**The problem:**
Copy each line below without leaving any out.

— Start Input records —

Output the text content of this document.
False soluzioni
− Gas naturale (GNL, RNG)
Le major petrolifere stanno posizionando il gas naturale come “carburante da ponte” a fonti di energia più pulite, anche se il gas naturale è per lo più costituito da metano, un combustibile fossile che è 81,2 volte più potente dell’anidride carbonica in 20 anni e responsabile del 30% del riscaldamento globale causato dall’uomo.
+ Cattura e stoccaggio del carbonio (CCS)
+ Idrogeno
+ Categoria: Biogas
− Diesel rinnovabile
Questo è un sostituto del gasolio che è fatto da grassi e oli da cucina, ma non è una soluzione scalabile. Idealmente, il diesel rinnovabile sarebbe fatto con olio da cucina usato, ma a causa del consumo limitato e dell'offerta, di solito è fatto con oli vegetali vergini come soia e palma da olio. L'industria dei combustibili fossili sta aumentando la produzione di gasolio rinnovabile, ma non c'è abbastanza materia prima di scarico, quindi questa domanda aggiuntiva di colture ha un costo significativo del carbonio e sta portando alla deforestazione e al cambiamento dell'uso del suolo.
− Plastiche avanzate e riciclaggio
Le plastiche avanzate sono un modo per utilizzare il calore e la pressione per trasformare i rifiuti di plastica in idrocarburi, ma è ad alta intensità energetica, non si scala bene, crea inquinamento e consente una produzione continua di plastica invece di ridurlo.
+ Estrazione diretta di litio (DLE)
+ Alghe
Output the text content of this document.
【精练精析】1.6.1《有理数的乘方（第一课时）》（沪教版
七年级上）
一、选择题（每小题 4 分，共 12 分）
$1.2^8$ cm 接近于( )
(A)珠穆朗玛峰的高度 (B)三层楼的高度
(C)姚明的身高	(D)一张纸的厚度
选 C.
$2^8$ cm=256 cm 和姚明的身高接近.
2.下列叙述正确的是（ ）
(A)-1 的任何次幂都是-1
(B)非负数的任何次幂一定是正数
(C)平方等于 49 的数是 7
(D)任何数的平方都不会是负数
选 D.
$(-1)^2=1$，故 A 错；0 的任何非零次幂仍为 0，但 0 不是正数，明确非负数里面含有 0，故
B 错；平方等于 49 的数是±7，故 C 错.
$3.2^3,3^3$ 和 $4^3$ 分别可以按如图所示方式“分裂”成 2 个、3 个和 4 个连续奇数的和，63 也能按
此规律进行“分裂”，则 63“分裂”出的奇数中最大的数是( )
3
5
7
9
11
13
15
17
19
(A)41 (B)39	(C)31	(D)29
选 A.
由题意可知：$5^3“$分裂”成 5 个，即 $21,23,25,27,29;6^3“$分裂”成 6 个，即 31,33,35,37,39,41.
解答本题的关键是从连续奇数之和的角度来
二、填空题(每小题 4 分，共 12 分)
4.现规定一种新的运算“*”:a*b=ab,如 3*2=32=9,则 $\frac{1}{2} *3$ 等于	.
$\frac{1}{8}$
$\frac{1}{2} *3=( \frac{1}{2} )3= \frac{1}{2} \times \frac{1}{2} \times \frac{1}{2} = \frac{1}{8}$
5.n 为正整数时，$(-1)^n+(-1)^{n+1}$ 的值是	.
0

— End Input records —

**Solution to the exercise:**
Output the text content of this document.
False soluzioni
− Gas naturale (GNL, RNG)
Le major petrolifere stanno posizionando il gas naturale come “carburante da ponte” a fonti di energia più pulite, anche se il gas naturale è per lo più costituito da metano, un combustibile fossile che è 81,2 volte più potente dell’anidride carbonica in 20 anni e responsabile del 30% del riscaldamento globale causato dall’uomo.
+ Cattura e stoccaggio del carbonio (CCS)
+ Idrogeno
+ Categoria: Biogas
− Diesel rinnovabile
Questo è un sostituto del gasolio che è fatto da grassi e oli da cucina, ma non è una soluzione scalabile. Idealmente, il diesel rinnovabile sarebbe fatto con olio da cucina usato, ma a causa del consumo limitato e dell'offerta, di solito è fatto con oli vegetali vergini come soia e palma da olio. L'industria dei combustibili fossili sta aumentando la produzione di gasolio rinnovabile, ma non c'è abbastanza materia prima di scarico, quindi questa domanda aggiuntiva di colture ha un costo significativo del carbonio e sta portando alla deforestazione e al cambiamento dell'uso del suolo.
− Plastiche avanzate e riciclaggio
Le plastiche avanzate sono un modo per utilizzare il calore e la pressione per trasformare i rifiuti di plastica in idrocarburi, ma è ad alta intensità energetica, non si scala bene, crea inquinamento e consente una produzione continua di plastica invece di ridurlo.
+ Estrazione diretta di litio (DLE)
+ Alghe
Output the text content of this document.
【精练精析】1.6.1《有理数的乘方（第一课时）》（沪教版
七年级上）
一、选择题（每小题 4 分，共 12 分）
$1.2^8$ cm 接近于( )
(A)珠穆朗玛峰的高度 (B)三层楼的高度
(C)姚明的身高	(D)一张纸的厚度
选 C.
$2^8$ cm=256 cm 和姚明的身高接近.
2.下列叙述正确的是（ ）
(A)-1 的任何次幂都是-1
(B)非负数的任何次幂一定是正数
(C)平方等于 49 的数是 7
(D)任何数的平方都不会是负数
选 D.
$(-1)^2=1$，故 A 错；0 的任何非零次幂仍为 0，但 0 不是正数，明确非负数里面含有 0，故
B 错；平方等于 49 的数是±7，故 C 错.
$3.2^3,3^3$ 和 $4^3$ 分别可以按如图所示方式“分裂”成 2 个、3 个和 4 个连续奇数的和，63 也能按
此规律进行“分裂”，则 63“分裂”出的奇数中最大的数是( )
3
5
7
9
11
13
15
17
19
(A)41 (B)39	(C)31	(D)29
选 A.
由题意可知：$5^3“$分裂”成 5 个，即 $21,23,25,27,29;6^3“$分裂”成 6 个，即 31,33,35,37,39,41.
解答本题的关键是从连续奇数之和的角度来
二、填空题(每小题 4 分，共 12 分)
4.现规定一种新的运算“*”:a*b=ab,如 3*2=32=9,则 $\frac{1}{2} *3$ 等于	.
$\frac{1}{8}$
$\frac{1}{2} *3=( \frac{1}{2} )3= \frac{1}{2} \times \frac{1}{2} \times \frac{1}{2} = \frac{1}{8}$
5.n 为正整数时，$(-1)^n+(-1)^{n+1}$ 的值是	.
0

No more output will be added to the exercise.